» WORK TO COMPLETE:
1. Rewrite the passage on defensive pride and consensus between "They then went" and "6 (2005): 978-96.", inclusive, with "college students" changed to "university students".
2. Write the next part of the passage on defensive pride and consensus, picking up after its last sentence.

They then went about threatening college students to see whether the third theory proved itself. They focused upon “defensively proud individuals”. While there are variants in the way in which this is expressed, “The common theme is that they all involve an explicit focus on an ostensible self-strength, which appears to mask vulnerability. Thus we see the three forms as manifestation of a latent defensive pride construct and, in the present research, expect them to be related to arrogant self-righteousness in the face of threats.” Ian McGregor et al., “Defensive Pride and Consensus: Strength in Imaginary Numbers,” Journal of Psychology and Social Psychology 89, no. 6 (2005): 978-96.
In the first study they gave two groups of psychology students a section to read on statistics. One paper was impenetrable; the other a simple explain of the importance of statistics. They were both told that the paper was something everyone knew (a “popular tool”). For those with the difficult page, the effect would be “you’re stupid.” They then asked them questions on moral issues such as abortion and capital punishment. Those who were humiliated by the researchers over estimated the number of people who held their particular views on the various issues.
A second study asked two groups of students to either vividly describe themselves in a frightening circumstance or a comfortable and securable place. They were then asked the moral questions. The frightened students again over-estimated the number of people who held their personal views on moral issues.
A third study threatened all of the students; but following the threat some students received praise. The students were then given two articles supposed written by a student who visited the United States from a foreign country. One version praised the US; one version complained and condemned. Being praised after being threatened resulted in less negative evaluation of the condemning “foreigner.”
A fourth study was conducted to determine whether the exaggeration of consensus was from “reflected glory” of the group or mere consensus with a group.
In the end, the researchers were left with the observation that under stress people can alleviate that stress by being affirmed personally or by imagining the whole world is on their side.
They then compared their findings to a number of other studies, and in particular to the results of terror management theory. But whereas terror management theory suggests that the defensive nature of such consensus under threat was ultimately as a means of protecting one against the fear of death, the various findings of terror management – and other studies – is we can only think about one thing at a time.

We propose that all of these findings can be economically explained from a thought-control perspective According to Wegner (1992), thought suppression begins with the search for distracting thoughts. The “distractor search brings a series of thoughts to mind until one is selected that absorbs attention,” at which point, “attention is drawn from the controlled distractor search to the absorbing distractor itself.” (991)

Since thoughts about oneself are easily available, they can act as useful “distractors” when faced with fearful conditions. The researchers suggest various neurological bases for this conclusion. But in the end, it means that one way to deal with anxiety is to distract yourself.
From a persuasion perspective, it might seem that fear will be an effective means of persuasion with coupled with consensus: First you introduce a disturbing matter then you offer up your product or service wrapped up in a consensus: Everyone loves X!

» EXTRACTED DATA:
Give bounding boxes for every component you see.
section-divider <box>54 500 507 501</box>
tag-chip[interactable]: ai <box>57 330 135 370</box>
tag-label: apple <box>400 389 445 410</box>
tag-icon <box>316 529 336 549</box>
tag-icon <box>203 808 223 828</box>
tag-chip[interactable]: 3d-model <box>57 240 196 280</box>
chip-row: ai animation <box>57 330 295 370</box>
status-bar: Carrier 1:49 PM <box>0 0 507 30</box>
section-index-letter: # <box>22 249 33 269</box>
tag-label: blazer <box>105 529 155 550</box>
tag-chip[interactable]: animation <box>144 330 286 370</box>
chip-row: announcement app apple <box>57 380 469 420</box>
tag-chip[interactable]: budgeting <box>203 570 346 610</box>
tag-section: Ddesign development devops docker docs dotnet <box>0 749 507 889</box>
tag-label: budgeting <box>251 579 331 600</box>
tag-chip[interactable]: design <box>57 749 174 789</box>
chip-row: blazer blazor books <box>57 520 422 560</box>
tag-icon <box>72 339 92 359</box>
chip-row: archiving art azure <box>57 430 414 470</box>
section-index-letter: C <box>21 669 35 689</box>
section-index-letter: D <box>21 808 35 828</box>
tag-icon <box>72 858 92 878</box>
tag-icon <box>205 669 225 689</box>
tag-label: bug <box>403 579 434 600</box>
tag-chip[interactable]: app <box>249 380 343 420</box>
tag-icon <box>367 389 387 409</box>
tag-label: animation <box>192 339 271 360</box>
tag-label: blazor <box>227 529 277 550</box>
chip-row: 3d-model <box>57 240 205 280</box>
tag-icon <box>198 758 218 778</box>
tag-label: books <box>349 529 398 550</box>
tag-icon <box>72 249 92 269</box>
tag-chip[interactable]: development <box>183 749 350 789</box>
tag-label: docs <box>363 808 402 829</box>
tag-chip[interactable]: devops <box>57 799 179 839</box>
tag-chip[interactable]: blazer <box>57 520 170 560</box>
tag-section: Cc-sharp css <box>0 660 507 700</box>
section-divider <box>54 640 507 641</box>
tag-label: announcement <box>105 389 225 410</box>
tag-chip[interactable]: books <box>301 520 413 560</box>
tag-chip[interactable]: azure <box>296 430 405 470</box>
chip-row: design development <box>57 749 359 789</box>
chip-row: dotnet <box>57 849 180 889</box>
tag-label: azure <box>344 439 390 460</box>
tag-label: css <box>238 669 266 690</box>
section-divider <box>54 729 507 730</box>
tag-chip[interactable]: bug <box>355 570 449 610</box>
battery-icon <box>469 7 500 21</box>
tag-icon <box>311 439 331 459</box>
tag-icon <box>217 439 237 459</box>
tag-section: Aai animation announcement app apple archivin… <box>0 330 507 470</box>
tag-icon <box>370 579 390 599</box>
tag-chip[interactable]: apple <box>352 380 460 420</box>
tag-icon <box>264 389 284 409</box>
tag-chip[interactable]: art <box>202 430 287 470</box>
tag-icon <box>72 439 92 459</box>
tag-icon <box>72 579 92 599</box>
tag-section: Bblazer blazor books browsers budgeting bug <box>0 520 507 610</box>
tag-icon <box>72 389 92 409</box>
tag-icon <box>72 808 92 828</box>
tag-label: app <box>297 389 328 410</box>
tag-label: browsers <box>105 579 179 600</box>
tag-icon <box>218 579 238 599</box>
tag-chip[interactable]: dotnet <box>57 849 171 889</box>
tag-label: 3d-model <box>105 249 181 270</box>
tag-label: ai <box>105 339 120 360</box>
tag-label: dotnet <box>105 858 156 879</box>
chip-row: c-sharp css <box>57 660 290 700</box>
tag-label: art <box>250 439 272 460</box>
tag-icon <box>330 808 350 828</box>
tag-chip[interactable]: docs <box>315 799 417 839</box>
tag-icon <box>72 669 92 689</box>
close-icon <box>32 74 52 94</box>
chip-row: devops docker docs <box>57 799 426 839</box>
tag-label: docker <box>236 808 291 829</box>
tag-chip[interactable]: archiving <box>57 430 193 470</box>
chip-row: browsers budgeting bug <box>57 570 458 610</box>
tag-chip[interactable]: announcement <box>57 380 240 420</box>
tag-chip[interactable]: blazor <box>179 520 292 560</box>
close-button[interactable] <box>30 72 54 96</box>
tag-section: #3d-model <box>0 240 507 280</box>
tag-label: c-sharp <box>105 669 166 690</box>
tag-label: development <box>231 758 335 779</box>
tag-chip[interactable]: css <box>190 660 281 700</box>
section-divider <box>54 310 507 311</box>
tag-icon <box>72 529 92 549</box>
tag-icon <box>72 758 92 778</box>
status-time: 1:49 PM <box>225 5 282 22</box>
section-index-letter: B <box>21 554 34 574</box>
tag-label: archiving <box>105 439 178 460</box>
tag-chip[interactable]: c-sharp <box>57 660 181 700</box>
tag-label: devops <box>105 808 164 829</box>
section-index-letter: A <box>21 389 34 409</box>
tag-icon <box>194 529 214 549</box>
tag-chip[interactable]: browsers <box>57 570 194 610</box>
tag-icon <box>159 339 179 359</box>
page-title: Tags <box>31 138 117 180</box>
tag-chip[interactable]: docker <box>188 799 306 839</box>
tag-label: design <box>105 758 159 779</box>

» ANSWERS TO EACH TASK:
1.
They then went about threatening university students to see whether the third theory proved itself. They focused upon “defensively proud individuals”. While there are variants in the way in which this is expressed, “The common theme is that they all involve an explicit focus on an ostensible self-strength, which appears to mask vulnerability. Thus we see the three forms as manifestation of a latent defensive pride construct and, in the present research, expect them to be related to arrogant self-righteousness in the face of threats.” Ian McGregor et al., “Defensive Pride and Consensus: Strength in Imaginary Numbers,” Journal of Psychology and Social Psychology 89, no. 6 (2005): 978-96.

2.
But the research is a bit more-tricky: If the affirmative is on a ground too closely related to the threat, it “fails to quell the threat because they [the affirmations] remind the participants of the threat.”
In their research, the authors of these studies argued that affirmations and consensus functioned the same way by distracting the one under anxiety. Thus, what applies to consensus would apply to affirmations.
But there is another possibility here: A product or service which resolves the threat (rather than merely distract from thinking about the threat) might be sufficient even if the threat and the consensus-approved product concern exactly the same thing.
In conflict, distraction is well known as a means of deflating a threat.
A final element of the article struck a theological note which the authors may not have considered:

PWe propose that threatened people may have turned to consensus in the present research for the same reason [diminish ruminations about threats]. Imagining widespread agreement with one’s own convictions may be self-soothing because self-righteousness is an appealing fantasy that can capture attention, make threats seem more remote, and allow them to fade from salience. (987)

Although the quoted language contains the clause “capture the attention”, the argument is not in distraction but in diffusion. The threat against me is not real, but I am righteous. But how could my righteousness have anything to do with the reality of a threat? The connection here is not apparent in the article.

In Romans 1, Paul makes a sustained argument from verse 18-31. It begins with the proposition that human beings know ourselves to be under judgment, “For the wrath of God is revealed from heaven against all unrighteousness.” In turn, human beings act to suppress subjective knowledge of that threat. The act of suppression then leads to a number of perversions and distortions of the human being in a whole catalogue of insanity and sin. The argument concludes with the observation that human beings not only do these unrighteous things, “they give hearty approval” to those who practice the same things.

Under the most profound existential threat, human beings respond with a forced consensus. However, the argument made in the quotation above, and by Paul, is not that the consensus acts to distract us; rather it acts to deny the fact of the threat. The more people who believe a thing, the more “objective” it in fact is. If all of us deny or believe some X then it is true. The threat is thus believed into non-existence.

Introduction to Biblical Counseling, 20-25 (Depression and Anger)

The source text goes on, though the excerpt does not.